- _Work to complete_:
Repeat each entry as written and leave the images out of the copy.

-- Start Provided data --

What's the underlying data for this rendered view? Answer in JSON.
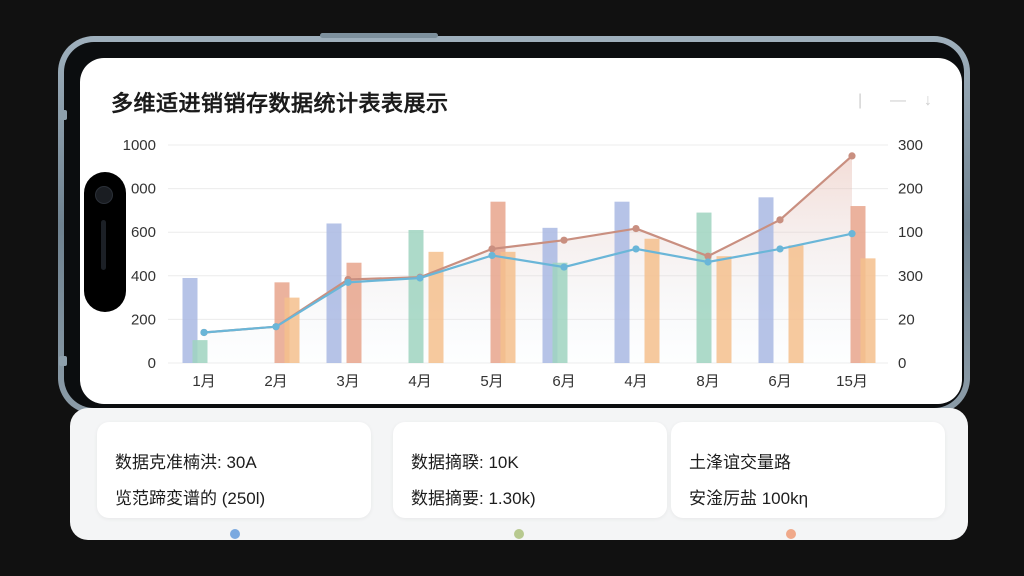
{
  "title": "多维适进销销存数据统计表表展示",
  "window_controls": [
    "|",
    "—",
    "↓"
  ],
  "chart_data": {
    "type": "bar",
    "categories": [
      "1月",
      "2月",
      "3月",
      "4月",
      "5月",
      "6月",
      "4月",
      "8月",
      "6月",
      "15月"
    ],
    "y_left_ticks": [
      "0",
      "200",
      "400",
      "600",
      "000",
      "1000"
    ],
    "y_right_ticks": [
      "0",
      "20",
      "300",
      "100",
      "200",
      "300"
    ],
    "ylim_left": [
      0,
      1000
    ],
    "ylim_right": [
      0,
      300
    ],
    "bar_series": [
      {
        "color": "#a9b9e3",
        "values": [
          390,
          0,
          640,
          0,
          0,
          620,
          740,
          0,
          760,
          0
        ]
      },
      {
        "color": "#9fd4bf",
        "values": [
          105,
          0,
          0,
          610,
          0,
          460,
          0,
          690,
          0,
          0
        ]
      },
      {
        "color": "#e8a58c",
        "values": [
          0,
          370,
          460,
          0,
          740,
          0,
          0,
          0,
          0,
          720
        ]
      },
      {
        "color": "#f5c08d",
        "values": [
          0,
          300,
          0,
          510,
          510,
          0,
          570,
          490,
          540,
          480
        ]
      }
    ],
    "line_series": [
      {
        "color": "#c98f80",
        "values": [
          42,
          50,
          115,
          118,
          157,
          169,
          185,
          147,
          197,
          285
        ]
      },
      {
        "color": "#6ab6d8",
        "values": [
          42,
          50,
          111,
          117,
          148,
          132,
          157,
          139,
          157,
          178
        ]
      }
    ],
    "grid": true,
    "legend_dot_colors": [
      "#7aa9e0",
      "#b7c98f",
      "#f0a98a"
    ]
  },
  "cards": [
    {
      "line1": "数据克准楠洪: 30A",
      "line2": "览范蹄変谱的 (250l)"
    },
    {
      "line1": "数据摘聧: 10K",
      "line2": "数据摘要: 1.30k)"
    },
    {
      "line1": "土浲谊交量路",
      "line2": "安淦厉盐 100kη"
    }
  ]
}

-- End Provided data --

- _Worked solution_:
What's the underlying data for this rendered view? Answer in JSON.
{
  "title": "多维适进销销存数据统计表表展示",
  "window_controls": [
    "|",
    "—",
    "↓"
  ],
  "chart_data": {
    "type": "bar",
    "categories": [
      "1月",
      "2月",
      "3月",
      "4月",
      "5月",
      "6月",
      "4月",
      "8月",
      "6月",
      "15月"
    ],
    "y_left_ticks": [
      "0",
      "200",
      "400",
      "600",
      "000",
      "1000"
    ],
    "y_right_ticks": [
      "0",
      "20",
      "300",
      "100",
      "200",
      "300"
    ],
    "ylim_left": [
      0,
      1000
    ],
    "ylim_right": [
      0,
      300
    ],
    "bar_series": [
      {
        "color": "#a9b9e3",
        "values": [
          390,
          0,
          640,
          0,
          0,
          620,
          740,
          0,
          760,
          0
        ]
      },
      {
        "color": "#9fd4bf",
        "values": [
          105,
          0,
          0,
          610,
          0,
          460,
          0,
          690,
          0,
          0
        ]
      },
      {
        "color": "#e8a58c",
        "values": [
          0,
          370,
          460,
          0,
          740,
          0,
          0,
          0,
          0,
          720
        ]
      },
      {
        "color": "#f5c08d",
        "values": [
          0,
          300,
          0,
          510,
          510,
          0,
          570,
          490,
          540,
          480
        ]
      }
    ],
    "line_series": [
      {
        "color": "#c98f80",
        "values": [
          42,
          50,
          115,
          118,
          157,
          169,
          185,
          147,
          197,
          285
        ]
      },
      {
        "color": "#6ab6d8",
        "values": [
          42,
          50,
          111,
          117,
          148,
          132,
          157,
          139,
          157,
          178
        ]
      }
    ],
    "grid": true,
    "legend_dot_colors": [
      "#7aa9e0",
      "#b7c98f",
      "#f0a98a"
    ]
  },
  "cards": [
    {
      "line1": "数据克准楠洪: 30A",
      "line2": "览范蹄変谱的 (250l)"
    },
    {
      "line1": "数据摘聧: 10K",
      "line2": "数据摘要: 1.30k)"
    },
    {
      "line1": "土浲谊交量路",
      "line2": "安淦厉盐 100kη"
    }
  ]
}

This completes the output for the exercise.